> _EXERCISE INSTRUCTIONS_: In the material below, find all lines with the string "English" and copy them.

═════ RECORDS SHOWN

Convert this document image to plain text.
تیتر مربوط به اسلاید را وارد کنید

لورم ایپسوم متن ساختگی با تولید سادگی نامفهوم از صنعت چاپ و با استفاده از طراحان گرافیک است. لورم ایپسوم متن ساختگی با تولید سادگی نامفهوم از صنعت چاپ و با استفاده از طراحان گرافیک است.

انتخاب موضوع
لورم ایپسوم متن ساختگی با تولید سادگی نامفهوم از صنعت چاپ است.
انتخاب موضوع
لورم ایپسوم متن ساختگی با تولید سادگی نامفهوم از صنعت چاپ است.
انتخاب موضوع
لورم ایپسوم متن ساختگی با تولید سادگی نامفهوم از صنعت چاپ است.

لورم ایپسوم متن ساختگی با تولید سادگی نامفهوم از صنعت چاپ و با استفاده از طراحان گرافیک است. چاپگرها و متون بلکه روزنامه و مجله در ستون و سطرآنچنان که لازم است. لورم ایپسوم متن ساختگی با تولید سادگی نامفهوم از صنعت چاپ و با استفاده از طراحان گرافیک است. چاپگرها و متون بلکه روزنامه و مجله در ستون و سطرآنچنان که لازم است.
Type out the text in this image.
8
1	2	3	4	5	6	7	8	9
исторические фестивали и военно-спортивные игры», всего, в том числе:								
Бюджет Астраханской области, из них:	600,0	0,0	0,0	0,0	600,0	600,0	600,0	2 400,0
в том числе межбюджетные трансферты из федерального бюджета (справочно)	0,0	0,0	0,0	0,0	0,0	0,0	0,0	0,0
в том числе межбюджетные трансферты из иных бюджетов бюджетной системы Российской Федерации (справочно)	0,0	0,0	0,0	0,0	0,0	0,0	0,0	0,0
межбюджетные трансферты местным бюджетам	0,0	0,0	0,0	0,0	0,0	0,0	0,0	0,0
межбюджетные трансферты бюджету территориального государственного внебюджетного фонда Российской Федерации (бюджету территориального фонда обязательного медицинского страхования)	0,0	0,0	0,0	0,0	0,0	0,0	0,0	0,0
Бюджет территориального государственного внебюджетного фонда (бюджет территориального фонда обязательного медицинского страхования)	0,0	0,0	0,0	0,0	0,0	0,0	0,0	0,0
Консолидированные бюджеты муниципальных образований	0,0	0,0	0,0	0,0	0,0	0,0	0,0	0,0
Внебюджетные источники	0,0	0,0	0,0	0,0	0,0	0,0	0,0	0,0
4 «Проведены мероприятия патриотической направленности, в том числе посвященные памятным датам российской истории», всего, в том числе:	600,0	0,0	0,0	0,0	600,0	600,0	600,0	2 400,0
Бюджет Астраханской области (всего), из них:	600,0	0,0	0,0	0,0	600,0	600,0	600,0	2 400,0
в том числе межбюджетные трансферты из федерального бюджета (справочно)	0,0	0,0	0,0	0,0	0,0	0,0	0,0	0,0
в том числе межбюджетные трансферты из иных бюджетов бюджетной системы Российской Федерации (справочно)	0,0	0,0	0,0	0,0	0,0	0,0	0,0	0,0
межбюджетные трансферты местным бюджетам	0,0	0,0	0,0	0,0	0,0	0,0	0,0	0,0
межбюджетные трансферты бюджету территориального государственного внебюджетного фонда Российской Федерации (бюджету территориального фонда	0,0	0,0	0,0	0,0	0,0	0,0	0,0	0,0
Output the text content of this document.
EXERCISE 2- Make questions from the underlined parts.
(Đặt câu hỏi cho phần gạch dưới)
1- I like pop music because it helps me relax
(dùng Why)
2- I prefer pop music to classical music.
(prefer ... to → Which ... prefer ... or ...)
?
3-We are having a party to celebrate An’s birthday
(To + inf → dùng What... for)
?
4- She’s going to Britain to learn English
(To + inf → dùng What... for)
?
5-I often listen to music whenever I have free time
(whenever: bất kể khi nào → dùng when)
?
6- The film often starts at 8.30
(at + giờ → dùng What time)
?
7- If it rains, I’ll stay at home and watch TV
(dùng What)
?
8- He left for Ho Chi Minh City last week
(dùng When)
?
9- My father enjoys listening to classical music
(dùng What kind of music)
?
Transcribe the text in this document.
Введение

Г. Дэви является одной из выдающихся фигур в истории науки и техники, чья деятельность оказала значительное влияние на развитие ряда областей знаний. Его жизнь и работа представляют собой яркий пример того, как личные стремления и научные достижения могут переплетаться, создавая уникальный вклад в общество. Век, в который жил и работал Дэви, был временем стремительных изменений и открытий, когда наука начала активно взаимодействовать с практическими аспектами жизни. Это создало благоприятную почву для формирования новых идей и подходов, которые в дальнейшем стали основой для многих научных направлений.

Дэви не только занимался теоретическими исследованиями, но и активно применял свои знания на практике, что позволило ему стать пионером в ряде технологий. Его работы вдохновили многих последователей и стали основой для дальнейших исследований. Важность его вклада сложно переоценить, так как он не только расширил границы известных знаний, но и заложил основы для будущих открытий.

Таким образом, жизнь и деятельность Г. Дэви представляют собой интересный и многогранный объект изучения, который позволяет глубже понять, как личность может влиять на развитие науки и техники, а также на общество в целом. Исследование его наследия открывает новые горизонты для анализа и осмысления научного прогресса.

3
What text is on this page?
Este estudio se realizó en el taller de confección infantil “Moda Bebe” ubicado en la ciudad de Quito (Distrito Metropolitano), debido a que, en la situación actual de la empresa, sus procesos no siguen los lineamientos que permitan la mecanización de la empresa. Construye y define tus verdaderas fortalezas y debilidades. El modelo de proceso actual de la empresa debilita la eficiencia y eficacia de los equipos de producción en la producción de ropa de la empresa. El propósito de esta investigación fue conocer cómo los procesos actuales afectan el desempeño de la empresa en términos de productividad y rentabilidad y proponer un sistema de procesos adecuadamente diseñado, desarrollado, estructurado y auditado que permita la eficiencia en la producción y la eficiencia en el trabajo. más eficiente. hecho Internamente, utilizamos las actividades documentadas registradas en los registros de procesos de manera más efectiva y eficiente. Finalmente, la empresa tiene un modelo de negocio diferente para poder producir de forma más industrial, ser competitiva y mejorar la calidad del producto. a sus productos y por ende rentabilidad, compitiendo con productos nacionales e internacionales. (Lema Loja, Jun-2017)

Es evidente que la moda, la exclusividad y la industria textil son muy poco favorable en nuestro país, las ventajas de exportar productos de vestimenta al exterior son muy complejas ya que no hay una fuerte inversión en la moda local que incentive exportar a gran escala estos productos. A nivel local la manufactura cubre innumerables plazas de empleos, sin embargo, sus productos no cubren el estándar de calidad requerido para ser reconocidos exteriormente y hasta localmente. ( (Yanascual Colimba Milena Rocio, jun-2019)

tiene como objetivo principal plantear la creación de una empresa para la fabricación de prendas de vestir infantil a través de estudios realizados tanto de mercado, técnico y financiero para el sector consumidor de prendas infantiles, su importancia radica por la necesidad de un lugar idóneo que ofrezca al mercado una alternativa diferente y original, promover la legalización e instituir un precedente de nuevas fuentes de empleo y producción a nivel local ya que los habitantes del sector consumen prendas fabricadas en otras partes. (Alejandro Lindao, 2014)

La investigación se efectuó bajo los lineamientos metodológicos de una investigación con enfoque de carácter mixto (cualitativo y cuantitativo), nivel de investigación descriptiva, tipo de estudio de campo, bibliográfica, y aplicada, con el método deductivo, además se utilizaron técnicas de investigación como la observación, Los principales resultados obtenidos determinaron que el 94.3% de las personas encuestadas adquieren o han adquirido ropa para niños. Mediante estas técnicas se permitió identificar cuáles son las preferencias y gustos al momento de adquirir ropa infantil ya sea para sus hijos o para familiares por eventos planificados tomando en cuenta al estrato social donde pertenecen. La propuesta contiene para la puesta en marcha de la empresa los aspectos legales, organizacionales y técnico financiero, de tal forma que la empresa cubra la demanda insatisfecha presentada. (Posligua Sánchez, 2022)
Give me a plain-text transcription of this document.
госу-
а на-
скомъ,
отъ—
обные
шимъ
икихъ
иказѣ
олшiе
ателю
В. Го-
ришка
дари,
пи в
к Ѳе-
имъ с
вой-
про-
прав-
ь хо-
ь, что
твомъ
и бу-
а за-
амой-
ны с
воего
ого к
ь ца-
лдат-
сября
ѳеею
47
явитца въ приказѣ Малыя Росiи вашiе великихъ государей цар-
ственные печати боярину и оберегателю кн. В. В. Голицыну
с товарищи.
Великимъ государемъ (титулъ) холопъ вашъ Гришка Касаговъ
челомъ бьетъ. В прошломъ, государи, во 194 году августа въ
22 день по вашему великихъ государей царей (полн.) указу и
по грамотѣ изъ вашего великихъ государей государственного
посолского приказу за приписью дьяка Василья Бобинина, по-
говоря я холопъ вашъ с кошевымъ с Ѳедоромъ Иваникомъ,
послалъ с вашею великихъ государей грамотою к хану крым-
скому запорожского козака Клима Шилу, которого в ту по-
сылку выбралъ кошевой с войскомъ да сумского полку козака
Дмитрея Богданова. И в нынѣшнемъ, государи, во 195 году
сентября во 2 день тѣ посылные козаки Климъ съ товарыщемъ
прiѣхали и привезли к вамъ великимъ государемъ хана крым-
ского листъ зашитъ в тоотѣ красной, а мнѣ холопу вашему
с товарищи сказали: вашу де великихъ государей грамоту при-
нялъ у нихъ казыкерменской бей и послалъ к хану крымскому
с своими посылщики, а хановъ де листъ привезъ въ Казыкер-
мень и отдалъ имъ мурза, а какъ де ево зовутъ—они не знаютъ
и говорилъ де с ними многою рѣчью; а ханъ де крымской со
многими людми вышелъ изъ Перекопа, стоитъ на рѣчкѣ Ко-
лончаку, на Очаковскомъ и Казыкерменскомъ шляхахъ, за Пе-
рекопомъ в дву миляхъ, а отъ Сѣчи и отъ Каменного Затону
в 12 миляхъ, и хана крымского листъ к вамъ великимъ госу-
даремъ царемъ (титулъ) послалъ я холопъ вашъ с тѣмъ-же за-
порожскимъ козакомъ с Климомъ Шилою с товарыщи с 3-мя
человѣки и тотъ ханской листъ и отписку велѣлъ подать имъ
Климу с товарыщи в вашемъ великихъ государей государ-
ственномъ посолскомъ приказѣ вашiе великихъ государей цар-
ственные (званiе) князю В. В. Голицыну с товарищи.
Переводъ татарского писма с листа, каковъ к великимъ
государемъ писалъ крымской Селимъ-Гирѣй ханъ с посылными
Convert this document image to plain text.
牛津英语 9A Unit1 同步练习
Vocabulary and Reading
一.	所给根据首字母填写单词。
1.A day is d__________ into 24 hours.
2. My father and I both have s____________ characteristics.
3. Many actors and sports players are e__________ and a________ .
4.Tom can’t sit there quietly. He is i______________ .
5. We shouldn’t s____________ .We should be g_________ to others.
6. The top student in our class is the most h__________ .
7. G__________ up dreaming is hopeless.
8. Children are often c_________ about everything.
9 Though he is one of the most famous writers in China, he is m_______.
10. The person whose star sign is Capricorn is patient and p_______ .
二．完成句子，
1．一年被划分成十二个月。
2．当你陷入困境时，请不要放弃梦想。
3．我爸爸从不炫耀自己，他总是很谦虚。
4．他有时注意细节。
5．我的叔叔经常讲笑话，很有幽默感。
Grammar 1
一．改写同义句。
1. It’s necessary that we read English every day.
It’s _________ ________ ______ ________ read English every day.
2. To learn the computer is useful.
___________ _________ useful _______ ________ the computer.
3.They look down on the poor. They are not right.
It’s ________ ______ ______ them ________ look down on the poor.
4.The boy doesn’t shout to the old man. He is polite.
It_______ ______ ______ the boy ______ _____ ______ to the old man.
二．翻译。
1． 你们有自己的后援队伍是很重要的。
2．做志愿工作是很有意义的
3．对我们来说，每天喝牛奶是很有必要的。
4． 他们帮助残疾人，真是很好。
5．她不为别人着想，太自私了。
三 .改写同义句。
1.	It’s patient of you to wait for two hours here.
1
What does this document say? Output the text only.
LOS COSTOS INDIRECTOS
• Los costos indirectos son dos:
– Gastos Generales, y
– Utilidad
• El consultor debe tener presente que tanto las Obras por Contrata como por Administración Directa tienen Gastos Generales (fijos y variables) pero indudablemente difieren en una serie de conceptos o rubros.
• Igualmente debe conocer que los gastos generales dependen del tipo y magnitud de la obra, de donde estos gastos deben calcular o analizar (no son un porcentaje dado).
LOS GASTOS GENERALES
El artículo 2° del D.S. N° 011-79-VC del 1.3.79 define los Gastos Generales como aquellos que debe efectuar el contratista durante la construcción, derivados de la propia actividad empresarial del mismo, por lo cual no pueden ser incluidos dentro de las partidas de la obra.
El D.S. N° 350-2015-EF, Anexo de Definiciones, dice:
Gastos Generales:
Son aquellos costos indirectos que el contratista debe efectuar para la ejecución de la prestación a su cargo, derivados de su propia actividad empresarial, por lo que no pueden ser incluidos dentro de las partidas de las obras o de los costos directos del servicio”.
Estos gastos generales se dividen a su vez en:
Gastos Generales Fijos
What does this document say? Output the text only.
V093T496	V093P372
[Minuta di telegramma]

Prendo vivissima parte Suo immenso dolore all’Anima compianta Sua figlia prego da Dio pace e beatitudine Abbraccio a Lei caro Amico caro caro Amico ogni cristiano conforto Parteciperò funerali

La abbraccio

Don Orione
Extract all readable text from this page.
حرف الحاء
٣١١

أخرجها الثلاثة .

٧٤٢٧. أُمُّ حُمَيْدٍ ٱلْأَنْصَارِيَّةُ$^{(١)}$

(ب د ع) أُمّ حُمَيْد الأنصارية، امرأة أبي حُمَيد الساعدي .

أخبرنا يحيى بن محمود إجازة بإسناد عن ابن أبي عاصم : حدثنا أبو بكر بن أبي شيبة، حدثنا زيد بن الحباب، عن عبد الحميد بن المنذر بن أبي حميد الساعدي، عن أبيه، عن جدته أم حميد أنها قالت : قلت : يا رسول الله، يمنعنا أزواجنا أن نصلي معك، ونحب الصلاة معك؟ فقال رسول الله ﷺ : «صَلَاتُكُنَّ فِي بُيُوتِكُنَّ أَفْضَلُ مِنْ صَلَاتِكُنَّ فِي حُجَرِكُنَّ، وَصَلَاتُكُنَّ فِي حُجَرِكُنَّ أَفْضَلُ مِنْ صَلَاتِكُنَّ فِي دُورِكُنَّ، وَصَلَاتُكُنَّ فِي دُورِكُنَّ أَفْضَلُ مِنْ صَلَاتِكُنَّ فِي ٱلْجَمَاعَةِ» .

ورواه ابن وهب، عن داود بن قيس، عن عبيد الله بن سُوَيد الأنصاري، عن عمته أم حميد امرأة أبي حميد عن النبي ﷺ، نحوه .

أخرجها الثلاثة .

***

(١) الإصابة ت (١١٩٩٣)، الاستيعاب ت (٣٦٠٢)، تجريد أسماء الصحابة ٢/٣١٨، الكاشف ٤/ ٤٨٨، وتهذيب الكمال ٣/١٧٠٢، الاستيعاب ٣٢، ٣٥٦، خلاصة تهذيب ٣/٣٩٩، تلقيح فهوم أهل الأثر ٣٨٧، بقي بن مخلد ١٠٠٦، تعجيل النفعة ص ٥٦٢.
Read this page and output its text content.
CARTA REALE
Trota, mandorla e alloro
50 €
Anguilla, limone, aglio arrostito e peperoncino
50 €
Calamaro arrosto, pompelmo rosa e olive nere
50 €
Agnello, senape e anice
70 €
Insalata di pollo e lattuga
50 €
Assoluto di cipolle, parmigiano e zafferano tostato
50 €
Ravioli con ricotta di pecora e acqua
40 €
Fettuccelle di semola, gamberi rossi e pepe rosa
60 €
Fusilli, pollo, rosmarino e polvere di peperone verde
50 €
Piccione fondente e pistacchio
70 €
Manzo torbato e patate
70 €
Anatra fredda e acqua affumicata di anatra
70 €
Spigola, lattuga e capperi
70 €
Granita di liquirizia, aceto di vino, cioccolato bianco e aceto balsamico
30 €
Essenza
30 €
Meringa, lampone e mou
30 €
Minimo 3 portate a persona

══════════

> _SOLUTION TO THIS EXERCISE_:
4- She’s going to Britain to learn English
1. It’s necessary that we read English every day.
It’s _________ ________ ______ ________ read English every day.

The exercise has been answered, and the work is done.